> LIST OF TASKS:
[A] In the AlphaStation hang thread, what does Denis Maillard say he will ask for?
[B] Continue the AlphaStation hang thread from the point where it stops.

> DOCUMENT:

At this point, it's much more likely to be a memory corruptor in the customer's
application than a bug in DECthreads.

> Once the problem occurs, the AlphaStation is completely hung and does
> not respond to CTRL/P or even the reset button, so it is not possible to 
> obtain a forced crash dump.

Doesn't respond to the reset button??  That sounds like a hardware problem to
me...  (Either that or maybe it's something stuck in a *VERY* high interrupt
priority loop...which could be the result of hardware problems in some device.)


				Webb
1516.3PRSSOS::MAILLARDDenis MAILLARDTue Apr 08 1997 06:1714
    Re .1, .2: Thanks for the infos. I'd like it to be a hardware problem,
    but, except for the fact that even pushing the reset button does not
    get a response, I don't have anything that points in that direction.
    I'll ask for the errorlog.

> EXTRACTED INFORMATION:
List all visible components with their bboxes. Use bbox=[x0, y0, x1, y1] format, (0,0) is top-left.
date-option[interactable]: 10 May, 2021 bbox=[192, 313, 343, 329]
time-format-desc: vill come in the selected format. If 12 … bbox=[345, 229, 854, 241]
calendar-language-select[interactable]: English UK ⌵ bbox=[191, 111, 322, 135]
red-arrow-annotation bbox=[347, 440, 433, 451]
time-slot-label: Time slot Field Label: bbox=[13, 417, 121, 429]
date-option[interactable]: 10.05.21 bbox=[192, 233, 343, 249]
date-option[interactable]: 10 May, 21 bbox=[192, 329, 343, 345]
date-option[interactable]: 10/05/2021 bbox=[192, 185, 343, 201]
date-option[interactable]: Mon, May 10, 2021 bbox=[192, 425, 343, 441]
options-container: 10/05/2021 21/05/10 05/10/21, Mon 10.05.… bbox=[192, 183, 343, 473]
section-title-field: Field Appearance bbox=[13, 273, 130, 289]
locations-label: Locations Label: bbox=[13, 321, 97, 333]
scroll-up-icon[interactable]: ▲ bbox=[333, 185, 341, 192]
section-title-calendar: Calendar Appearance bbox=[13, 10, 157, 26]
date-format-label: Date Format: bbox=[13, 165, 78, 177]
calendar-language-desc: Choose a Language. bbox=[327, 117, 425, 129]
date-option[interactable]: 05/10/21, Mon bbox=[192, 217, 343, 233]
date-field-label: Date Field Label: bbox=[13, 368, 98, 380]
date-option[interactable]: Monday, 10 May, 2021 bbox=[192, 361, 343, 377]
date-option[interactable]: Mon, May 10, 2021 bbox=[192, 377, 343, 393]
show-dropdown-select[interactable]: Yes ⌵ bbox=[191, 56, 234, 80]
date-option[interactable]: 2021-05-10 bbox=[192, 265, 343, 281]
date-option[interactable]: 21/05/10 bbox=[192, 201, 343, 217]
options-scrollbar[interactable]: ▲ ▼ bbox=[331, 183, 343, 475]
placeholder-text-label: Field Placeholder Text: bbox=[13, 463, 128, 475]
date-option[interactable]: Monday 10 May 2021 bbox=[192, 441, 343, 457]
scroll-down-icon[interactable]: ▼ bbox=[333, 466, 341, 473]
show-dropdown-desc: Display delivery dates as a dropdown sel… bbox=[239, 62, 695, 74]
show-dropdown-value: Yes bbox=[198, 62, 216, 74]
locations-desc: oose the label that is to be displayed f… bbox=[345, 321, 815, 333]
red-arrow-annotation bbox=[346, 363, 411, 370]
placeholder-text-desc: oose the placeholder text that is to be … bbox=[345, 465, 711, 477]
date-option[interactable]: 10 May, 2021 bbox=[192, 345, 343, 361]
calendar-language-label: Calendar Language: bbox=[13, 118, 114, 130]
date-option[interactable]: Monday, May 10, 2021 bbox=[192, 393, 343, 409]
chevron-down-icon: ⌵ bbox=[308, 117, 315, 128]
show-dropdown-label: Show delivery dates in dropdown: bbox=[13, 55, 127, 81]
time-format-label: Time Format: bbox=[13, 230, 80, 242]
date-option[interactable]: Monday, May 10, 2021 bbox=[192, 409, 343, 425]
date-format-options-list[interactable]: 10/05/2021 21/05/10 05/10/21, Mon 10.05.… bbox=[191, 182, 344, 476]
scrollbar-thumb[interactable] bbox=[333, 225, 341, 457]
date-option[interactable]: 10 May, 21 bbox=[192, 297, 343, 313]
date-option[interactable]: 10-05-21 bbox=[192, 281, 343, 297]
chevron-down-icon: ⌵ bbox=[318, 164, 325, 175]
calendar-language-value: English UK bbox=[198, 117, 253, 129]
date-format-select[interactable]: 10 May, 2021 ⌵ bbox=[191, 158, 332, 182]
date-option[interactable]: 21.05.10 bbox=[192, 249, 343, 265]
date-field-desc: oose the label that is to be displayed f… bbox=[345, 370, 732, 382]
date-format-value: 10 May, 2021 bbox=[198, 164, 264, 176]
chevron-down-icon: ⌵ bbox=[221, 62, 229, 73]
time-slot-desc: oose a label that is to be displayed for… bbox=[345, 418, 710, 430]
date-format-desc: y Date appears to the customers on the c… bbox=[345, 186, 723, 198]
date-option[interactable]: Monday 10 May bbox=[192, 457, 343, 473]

> EXPECTED ANSWERS:
[A] The errorlog.

[B]
    	Beside that, another thing that points to a software problem is
    that, if I understood correctly the customer, each time the problem
    occurred, it was the same application that was involved, and it is not
    a customer application, but a Digital layered product: RSM. I might
    have to escalate a RSM IPMT soon...
    
    	Thanks again for your help, I'll try to update this note if we make
    any progress.
    			Denis
1516.4Software can "cause" hardware problems...WTFN::SCALESDespair is appropriate and inevitable.Tue Apr 08 1997 16:1413
.3> another thing that points to a software problem

There's nothing to say that software (correctly or erroneously) cannot provoke a
hardware problem.  (The WAR_STORY notes conference has several marvelous
examples... :-) 

We were seeing a problem for awhile where one of our VAXes would lock up like
you were describing, and we think it was related to the cluster disk back-ups. 
We never did prove anything (although we swapped lots of components around).  (I
think we got rid of the problem by upgrading the machine.)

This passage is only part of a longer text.